# WRITTEN PROBLEM
Lines that contain the string "Prozent" are to be copied; leave out all others.

# MATERIAL SUPPLIED
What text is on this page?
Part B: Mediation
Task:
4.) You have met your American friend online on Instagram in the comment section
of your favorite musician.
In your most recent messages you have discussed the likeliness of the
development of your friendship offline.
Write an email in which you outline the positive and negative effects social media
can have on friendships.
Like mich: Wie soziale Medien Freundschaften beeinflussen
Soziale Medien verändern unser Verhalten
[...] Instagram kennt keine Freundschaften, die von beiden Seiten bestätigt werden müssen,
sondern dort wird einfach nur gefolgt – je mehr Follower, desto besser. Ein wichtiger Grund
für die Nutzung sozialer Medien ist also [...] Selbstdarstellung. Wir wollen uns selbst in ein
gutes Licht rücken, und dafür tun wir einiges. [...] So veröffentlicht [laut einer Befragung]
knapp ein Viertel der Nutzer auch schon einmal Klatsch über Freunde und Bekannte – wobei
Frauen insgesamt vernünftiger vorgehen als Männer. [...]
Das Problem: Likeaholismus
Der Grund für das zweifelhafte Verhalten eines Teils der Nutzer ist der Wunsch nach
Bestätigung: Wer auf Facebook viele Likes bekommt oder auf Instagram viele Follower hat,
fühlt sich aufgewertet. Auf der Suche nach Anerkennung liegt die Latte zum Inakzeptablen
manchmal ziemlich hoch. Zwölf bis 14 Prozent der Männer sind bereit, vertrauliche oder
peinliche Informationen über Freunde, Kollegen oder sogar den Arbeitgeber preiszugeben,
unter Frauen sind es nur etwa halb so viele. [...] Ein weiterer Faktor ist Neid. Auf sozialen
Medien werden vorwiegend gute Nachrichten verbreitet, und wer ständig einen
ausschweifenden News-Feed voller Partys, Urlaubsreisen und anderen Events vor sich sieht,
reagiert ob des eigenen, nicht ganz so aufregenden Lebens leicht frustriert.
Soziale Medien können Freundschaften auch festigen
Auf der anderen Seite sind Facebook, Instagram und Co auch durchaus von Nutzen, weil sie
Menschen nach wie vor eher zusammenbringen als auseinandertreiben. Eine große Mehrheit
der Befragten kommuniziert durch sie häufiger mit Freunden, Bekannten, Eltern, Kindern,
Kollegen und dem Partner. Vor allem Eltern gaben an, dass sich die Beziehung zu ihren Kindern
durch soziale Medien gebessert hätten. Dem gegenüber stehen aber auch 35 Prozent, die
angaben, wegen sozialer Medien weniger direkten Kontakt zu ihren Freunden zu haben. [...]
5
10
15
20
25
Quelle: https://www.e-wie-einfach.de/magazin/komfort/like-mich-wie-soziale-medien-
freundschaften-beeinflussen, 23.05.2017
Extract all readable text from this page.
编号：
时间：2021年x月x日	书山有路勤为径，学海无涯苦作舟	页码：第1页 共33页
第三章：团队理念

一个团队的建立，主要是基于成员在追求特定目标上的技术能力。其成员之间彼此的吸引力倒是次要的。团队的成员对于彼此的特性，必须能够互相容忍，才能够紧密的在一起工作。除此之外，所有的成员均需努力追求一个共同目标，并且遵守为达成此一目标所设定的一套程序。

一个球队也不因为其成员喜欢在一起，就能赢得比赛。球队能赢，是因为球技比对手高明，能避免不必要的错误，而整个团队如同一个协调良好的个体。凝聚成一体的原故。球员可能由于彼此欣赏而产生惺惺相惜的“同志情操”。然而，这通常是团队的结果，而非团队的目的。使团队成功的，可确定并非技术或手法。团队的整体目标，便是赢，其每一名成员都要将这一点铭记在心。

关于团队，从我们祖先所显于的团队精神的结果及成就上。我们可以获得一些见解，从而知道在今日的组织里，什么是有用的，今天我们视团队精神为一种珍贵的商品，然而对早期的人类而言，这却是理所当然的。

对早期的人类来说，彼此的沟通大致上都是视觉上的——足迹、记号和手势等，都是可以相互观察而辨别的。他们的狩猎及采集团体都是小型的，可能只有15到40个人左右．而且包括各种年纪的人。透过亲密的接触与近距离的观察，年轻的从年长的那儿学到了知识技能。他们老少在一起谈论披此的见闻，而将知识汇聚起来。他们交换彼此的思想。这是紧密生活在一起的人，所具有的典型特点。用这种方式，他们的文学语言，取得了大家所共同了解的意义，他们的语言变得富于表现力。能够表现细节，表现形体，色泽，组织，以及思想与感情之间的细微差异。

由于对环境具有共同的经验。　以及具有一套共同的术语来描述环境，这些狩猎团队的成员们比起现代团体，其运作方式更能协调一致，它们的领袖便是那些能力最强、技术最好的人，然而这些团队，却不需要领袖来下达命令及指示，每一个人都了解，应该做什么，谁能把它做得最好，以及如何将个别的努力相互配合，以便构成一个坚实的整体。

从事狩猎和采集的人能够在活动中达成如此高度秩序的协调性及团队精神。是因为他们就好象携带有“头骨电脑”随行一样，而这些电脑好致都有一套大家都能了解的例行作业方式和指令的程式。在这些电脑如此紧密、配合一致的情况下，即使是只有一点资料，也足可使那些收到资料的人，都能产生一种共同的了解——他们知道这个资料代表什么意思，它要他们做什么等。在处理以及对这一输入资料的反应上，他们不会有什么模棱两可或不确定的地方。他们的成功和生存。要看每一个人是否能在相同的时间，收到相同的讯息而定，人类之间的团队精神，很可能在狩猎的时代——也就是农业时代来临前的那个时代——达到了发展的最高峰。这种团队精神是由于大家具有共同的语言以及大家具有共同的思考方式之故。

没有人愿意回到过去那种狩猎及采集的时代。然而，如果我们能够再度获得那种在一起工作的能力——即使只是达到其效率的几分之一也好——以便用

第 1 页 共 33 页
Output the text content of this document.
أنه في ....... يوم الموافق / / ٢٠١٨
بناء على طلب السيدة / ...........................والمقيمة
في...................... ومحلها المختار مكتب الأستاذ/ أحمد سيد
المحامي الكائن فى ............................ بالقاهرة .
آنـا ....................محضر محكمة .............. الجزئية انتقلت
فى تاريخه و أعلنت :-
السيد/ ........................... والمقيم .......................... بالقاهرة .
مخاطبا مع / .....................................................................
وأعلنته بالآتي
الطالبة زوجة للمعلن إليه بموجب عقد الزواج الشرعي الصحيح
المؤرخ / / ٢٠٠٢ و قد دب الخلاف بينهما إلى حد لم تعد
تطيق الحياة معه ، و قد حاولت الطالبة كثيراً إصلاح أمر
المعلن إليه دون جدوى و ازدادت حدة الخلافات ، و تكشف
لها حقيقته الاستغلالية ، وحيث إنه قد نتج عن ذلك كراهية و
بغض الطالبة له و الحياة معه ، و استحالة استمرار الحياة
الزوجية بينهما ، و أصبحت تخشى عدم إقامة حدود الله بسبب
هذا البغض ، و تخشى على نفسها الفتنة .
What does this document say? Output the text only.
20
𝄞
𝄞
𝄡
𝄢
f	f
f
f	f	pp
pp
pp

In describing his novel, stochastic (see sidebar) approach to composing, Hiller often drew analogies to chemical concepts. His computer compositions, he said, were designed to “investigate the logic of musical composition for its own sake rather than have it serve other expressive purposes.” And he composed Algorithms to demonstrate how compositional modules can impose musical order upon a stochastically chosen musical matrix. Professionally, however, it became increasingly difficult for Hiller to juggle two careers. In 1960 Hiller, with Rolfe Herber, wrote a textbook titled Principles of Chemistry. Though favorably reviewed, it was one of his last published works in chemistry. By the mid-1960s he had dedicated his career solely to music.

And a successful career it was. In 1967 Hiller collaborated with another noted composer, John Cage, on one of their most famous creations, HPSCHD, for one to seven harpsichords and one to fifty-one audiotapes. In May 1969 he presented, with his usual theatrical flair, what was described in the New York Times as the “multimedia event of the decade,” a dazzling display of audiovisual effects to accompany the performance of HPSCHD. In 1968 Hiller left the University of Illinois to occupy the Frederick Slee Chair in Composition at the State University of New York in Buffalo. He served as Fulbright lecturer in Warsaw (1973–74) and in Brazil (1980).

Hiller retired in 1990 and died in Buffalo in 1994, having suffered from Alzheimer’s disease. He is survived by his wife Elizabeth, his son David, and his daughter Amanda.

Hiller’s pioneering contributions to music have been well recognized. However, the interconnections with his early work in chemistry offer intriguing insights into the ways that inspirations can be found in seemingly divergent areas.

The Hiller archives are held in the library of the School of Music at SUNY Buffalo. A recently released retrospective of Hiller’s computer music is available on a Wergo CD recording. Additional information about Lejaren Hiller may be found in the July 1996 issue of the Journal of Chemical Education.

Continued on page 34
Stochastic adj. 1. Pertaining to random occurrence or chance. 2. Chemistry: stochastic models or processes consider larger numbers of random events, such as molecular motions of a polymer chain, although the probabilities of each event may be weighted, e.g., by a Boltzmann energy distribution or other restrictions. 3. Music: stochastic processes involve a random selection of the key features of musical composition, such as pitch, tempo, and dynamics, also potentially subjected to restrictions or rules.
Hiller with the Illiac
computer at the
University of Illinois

# CORRECT ANSWER
manchmal ziemlich hoch. Zwölf bis 14 Prozent der Männer sind bereit, vertrauliche oder
durch soziale Medien gebessert hätten. Dem gegenüber stehen aber auch 35 Prozent, die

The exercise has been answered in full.